── Provided records ──

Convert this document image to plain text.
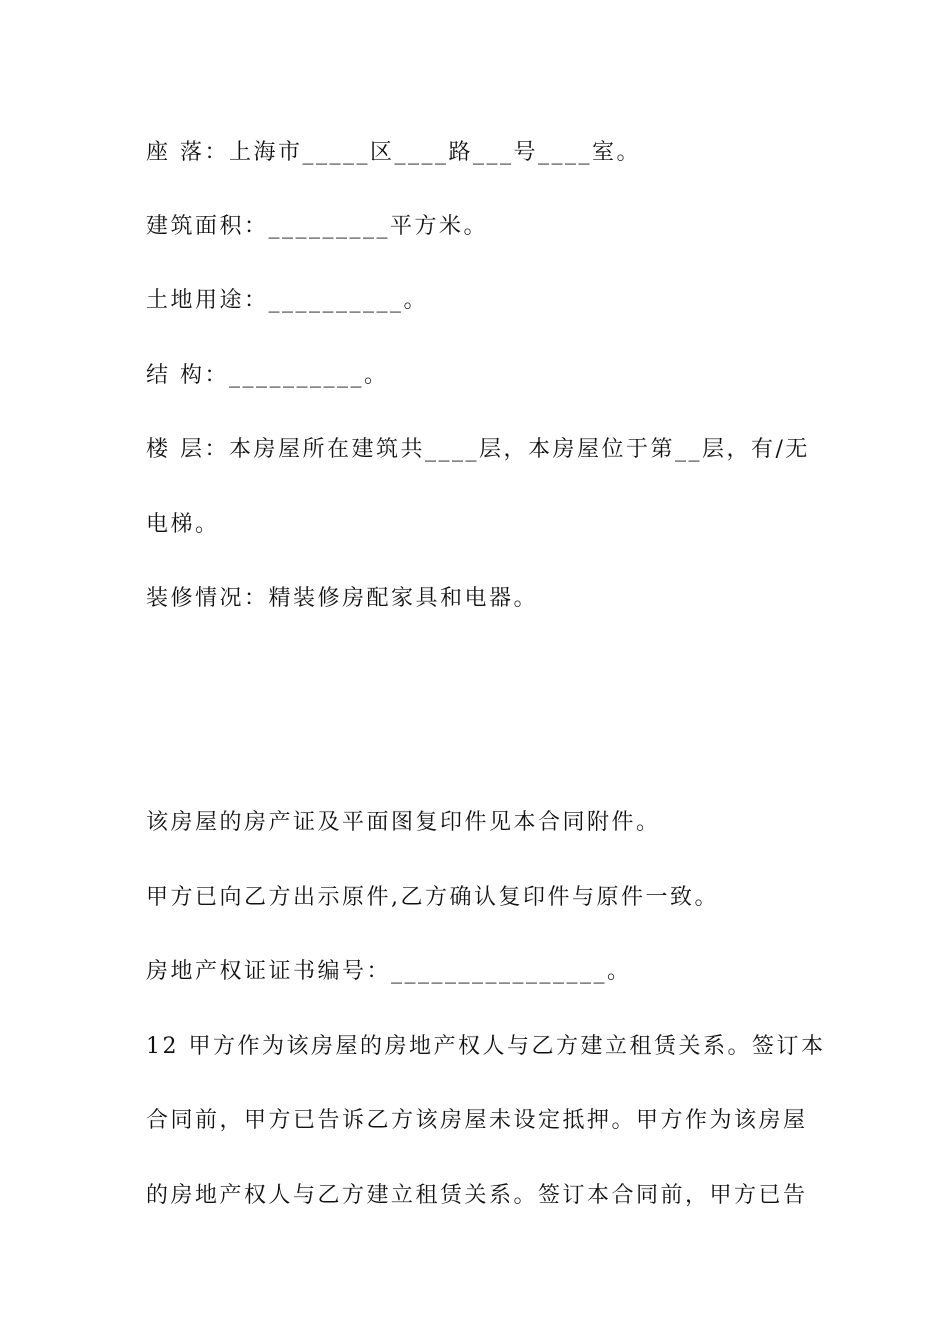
座 落：上海市_____区____路___号____室。
建筑面积：_________平方米。
土地用途：__________。
结 构：__________。
楼 层：本房屋所在建筑共____层，本房屋位于第__层，有/无
电梯。
装修情况：精装修房配家具和电器。
该房屋的房产证及平面图复印件见本合同附件。
甲方已向乙方出示原件,乙方确认复印件与原件一致。
房地产权证证书编号：________________。
12 甲方作为该房屋的房地产权人与乙方建立租赁关系。签订本
合同前，甲方已告诉乙方该房屋未设定抵押。甲方作为该房屋
的房地产权人与乙方建立租赁关系。签订本合同前，甲方已告
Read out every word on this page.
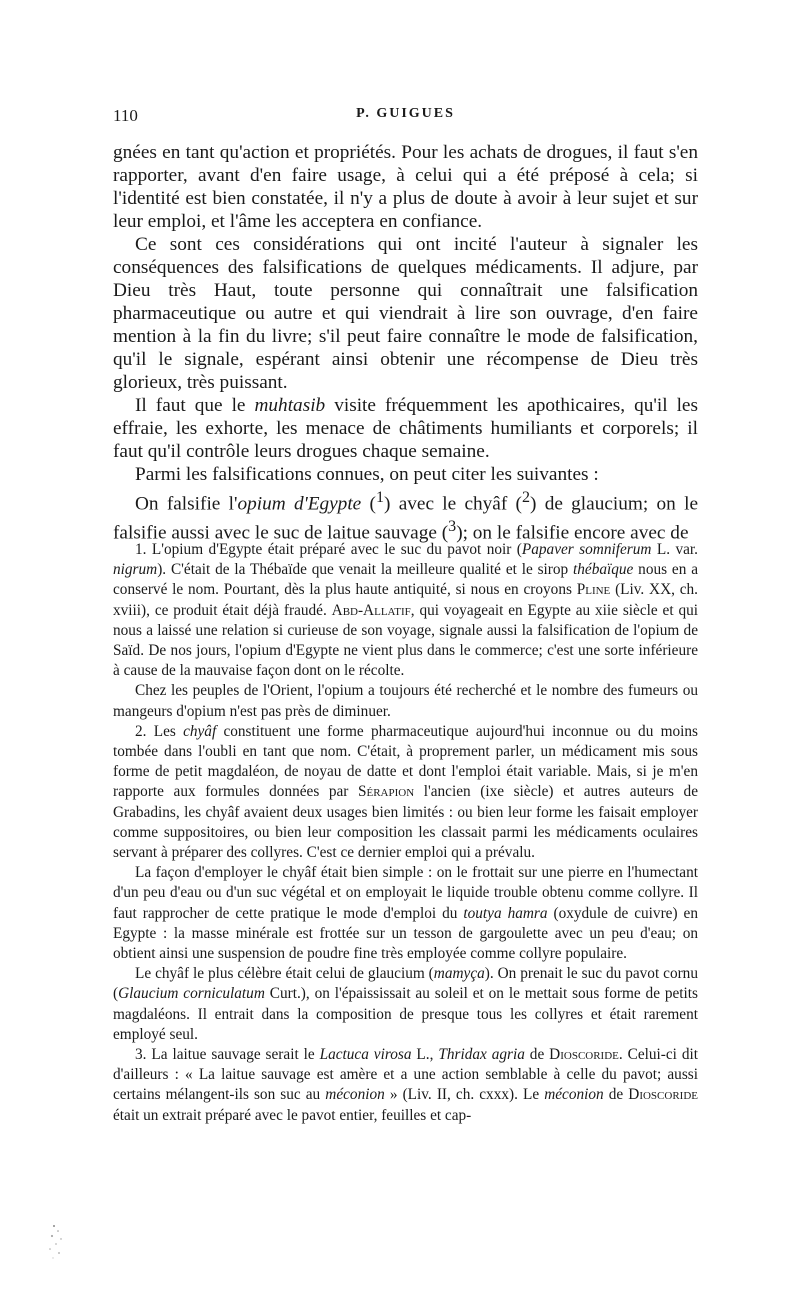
110	P. GUIGUES

gnées en tant qu'action et propriétés. Pour les achats de drogues, il faut s'en rapporter, avant d'en faire usage, à celui qui a été préposé à cela; si l'identité est bien constatée, il n'y a plus de doute à avoir à leur sujet et sur leur emploi, et l'âme les acceptera en confiance.

Ce sont ces considérations qui ont incité l'auteur à signaler les conséquences des falsifications de quelques médicaments. Il adjure, par Dieu très Haut, toute personne qui connaîtrait une falsification pharmaceutique ou autre et qui viendrait à lire son ouvrage, d'en faire mention à la fin du livre; s'il peut faire connaître le mode de falsification, qu'il le signale, espérant ainsi obtenir une récompense de Dieu très glorieux, très puissant.

Il faut que le muhtasib visite fréquemment les apothicaires, qu'il les effraie, les exhorte, les menace de châtiments humiliants et corporels; il faut qu'il contrôle leurs drogues chaque semaine.

Parmi les falsifications connues, on peut citer les suivantes :

On falsifie l'opium d'Egypte ($^1$) avec le chyâf ($^2$) de glaucium; on le falsifie aussi avec le suc de laitue sauvage ($^3$); on le falsifie encore avec de

1. L'opium d'Egypte était préparé avec le suc du pavot noir (Papaver somniferum L. var. nigrum). C'était de la Thébaïde que venait la meilleure qualité et le sirop thébaïque nous en a conservé le nom. Pourtant, dès la plus haute antiquité, si nous en croyons Pline (Liv. XX, ch. xviii), ce produit était déjà fraudé. Abd-Allatif, qui voyageait en Egypte au xiie siècle et qui nous a laissé une relation si curieuse de son voyage, signale aussi la falsification de l'opium de Saïd. De nos jours, l'opium d'Egypte ne vient plus dans le commerce; c'est une sorte inférieure à cause de la mauvaise façon dont on le récolte.

Chez les peuples de l'Orient, l'opium a toujours été recherché et le nombre des fumeurs ou mangeurs d'opium n'est pas près de diminuer.

2. Les chyâf constituent une forme pharmaceutique aujourd'hui inconnue ou du moins tombée dans l'oubli en tant que nom. C'était, à proprement parler, un médicament mis sous forme de petit magdaléon, de noyau de datte et dont l'emploi était variable. Mais, si je m'en rapporte aux formules données par Sérapion l'ancien (ixe siècle) et autres auteurs de Grabadins, les chyâf avaient deux usages bien limités : ou bien leur forme les faisait employer comme suppositoires, ou bien leur composition les classait parmi les médicaments oculaires servant à préparer des collyres. C'est ce dernier emploi qui a prévalu.

La façon d'employer le chyâf était bien simple : on le frottait sur une pierre en l'humectant d'un peu d'eau ou d'un suc végétal et on employait le liquide trouble obtenu comme collyre. Il faut rapprocher de cette pratique le mode d'emploi du toutya hamra (oxydule de cuivre) en Egypte : la masse minérale est frottée sur un tesson de gargoulette avec un peu d'eau; on obtient ainsi une suspension de poudre fine très employée comme collyre populaire.

Le chyâf le plus célèbre était celui de glaucium (mamyça). On prenait le suc du pavot cornu (Glaucium corniculatum Curt.), on l'épaississait au soleil et on le mettait sous forme de petits magdaléons. Il entrait dans la composition de presque tous les collyres et était rarement employé seul.

3. La laitue sauvage serait le Lactuca virosa L., Thridax agria de Dioscoride. Celui-ci dit d'ailleurs : « La laitue sauvage est amère et a une action semblable à celle du pavot; aussi certains mélangent-ils son suc au méconion » (Liv. II, ch. cxxx). Le méconion de Dioscoride était un extrait préparé avec le pavot entier, feuilles et cap-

───

▸ Directions
Copy out all of the data word for word. Do not carry over any picture.

▸ Exercise output
Convert this document image to plain text.
座 落：上海市_____区____路___号____室。
建筑面积：_________平方米。
土地用途：__________。
结 构：__________。
楼 层：本房屋所在建筑共____层，本房屋位于第__层，有/无
电梯。
装修情况：精装修房配家具和电器。
该房屋的房产证及平面图复印件见本合同附件。
甲方已向乙方出示原件,乙方确认复印件与原件一致。
房地产权证证书编号：________________。
12 甲方作为该房屋的房地产权人与乙方建立租赁关系。签订本
合同前，甲方已告诉乙方该房屋未设定抵押。甲方作为该房屋
的房地产权人与乙方建立租赁关系。签订本合同前，甲方已告
Read out every word on this page.
110	P. GUIGUES

gnées en tant qu'action et propriétés. Pour les achats de drogues, il faut s'en rapporter, avant d'en faire usage, à celui qui a été préposé à cela; si l'identité est bien constatée, il n'y a plus de doute à avoir à leur sujet et sur leur emploi, et l'âme les acceptera en confiance.

Ce sont ces considérations qui ont incité l'auteur à signaler les conséquences des falsifications de quelques médicaments. Il adjure, par Dieu très Haut, toute personne qui connaîtrait une falsification pharmaceutique ou autre et qui viendrait à lire son ouvrage, d'en faire mention à la fin du livre; s'il peut faire connaître le mode de falsification, qu'il le signale, espérant ainsi obtenir une récompense de Dieu très glorieux, très puissant.

Il faut que le muhtasib visite fréquemment les apothicaires, qu'il les effraie, les exhorte, les menace de châtiments humiliants et corporels; il faut qu'il contrôle leurs drogues chaque semaine.

Parmi les falsifications connues, on peut citer les suivantes :

On falsifie l'opium d'Egypte ($^1$) avec le chyâf ($^2$) de glaucium; on le falsifie aussi avec le suc de laitue sauvage ($^3$); on le falsifie encore avec de

1. L'opium d'Egypte était préparé avec le suc du pavot noir (Papaver somniferum L. var. nigrum). C'était de la Thébaïde que venait la meilleure qualité et le sirop thébaïque nous en a conservé le nom. Pourtant, dès la plus haute antiquité, si nous en croyons Pline (Liv. XX, ch. xviii), ce produit était déjà fraudé. Abd-Allatif, qui voyageait en Egypte au xiie siècle et qui nous a laissé une relation si curieuse de son voyage, signale aussi la falsification de l'opium de Saïd. De nos jours, l'opium d'Egypte ne vient plus dans le commerce; c'est une sorte inférieure à cause de la mauvaise façon dont on le récolte.

Chez les peuples de l'Orient, l'opium a toujours été recherché et le nombre des fumeurs ou mangeurs d'opium n'est pas près de diminuer.

2. Les chyâf constituent une forme pharmaceutique aujourd'hui inconnue ou du moins tombée dans l'oubli en tant que nom. C'était, à proprement parler, un médicament mis sous forme de petit magdaléon, de noyau de datte et dont l'emploi était variable. Mais, si je m'en rapporte aux formules données par Sérapion l'ancien (ixe siècle) et autres auteurs de Grabadins, les chyâf avaient deux usages bien limités : ou bien leur forme les faisait employer comme suppositoires, ou bien leur composition les classait parmi les médicaments oculaires servant à préparer des collyres. C'est ce dernier emploi qui a prévalu.

La façon d'employer le chyâf était bien simple : on le frottait sur une pierre en l'humectant d'un peu d'eau ou d'un suc végétal et on employait le liquide trouble obtenu comme collyre. Il faut rapprocher de cette pratique le mode d'emploi du toutya hamra (oxydule de cuivre) en Egypte : la masse minérale est frottée sur un tesson de gargoulette avec un peu d'eau; on obtient ainsi une suspension de poudre fine très employée comme collyre populaire.

Le chyâf le plus célèbre était celui de glaucium (mamyça). On prenait le suc du pavot cornu (Glaucium corniculatum Curt.), on l'épaississait au soleil et on le mettait sous forme de petits magdaléons. Il entrait dans la composition de presque tous les collyres et était rarement employé seul.

3. La laitue sauvage serait le Lactuca virosa L., Thridax agria de Dioscoride. Celui-ci dit d'ailleurs : « La laitue sauvage est amère et a une action semblable à celle du pavot; aussi certains mélangent-ils son suc au méconion » (Liv. II, ch. cxxx). Le méconion de Dioscoride était un extrait préparé avec le pavot entier, feuilles et cap-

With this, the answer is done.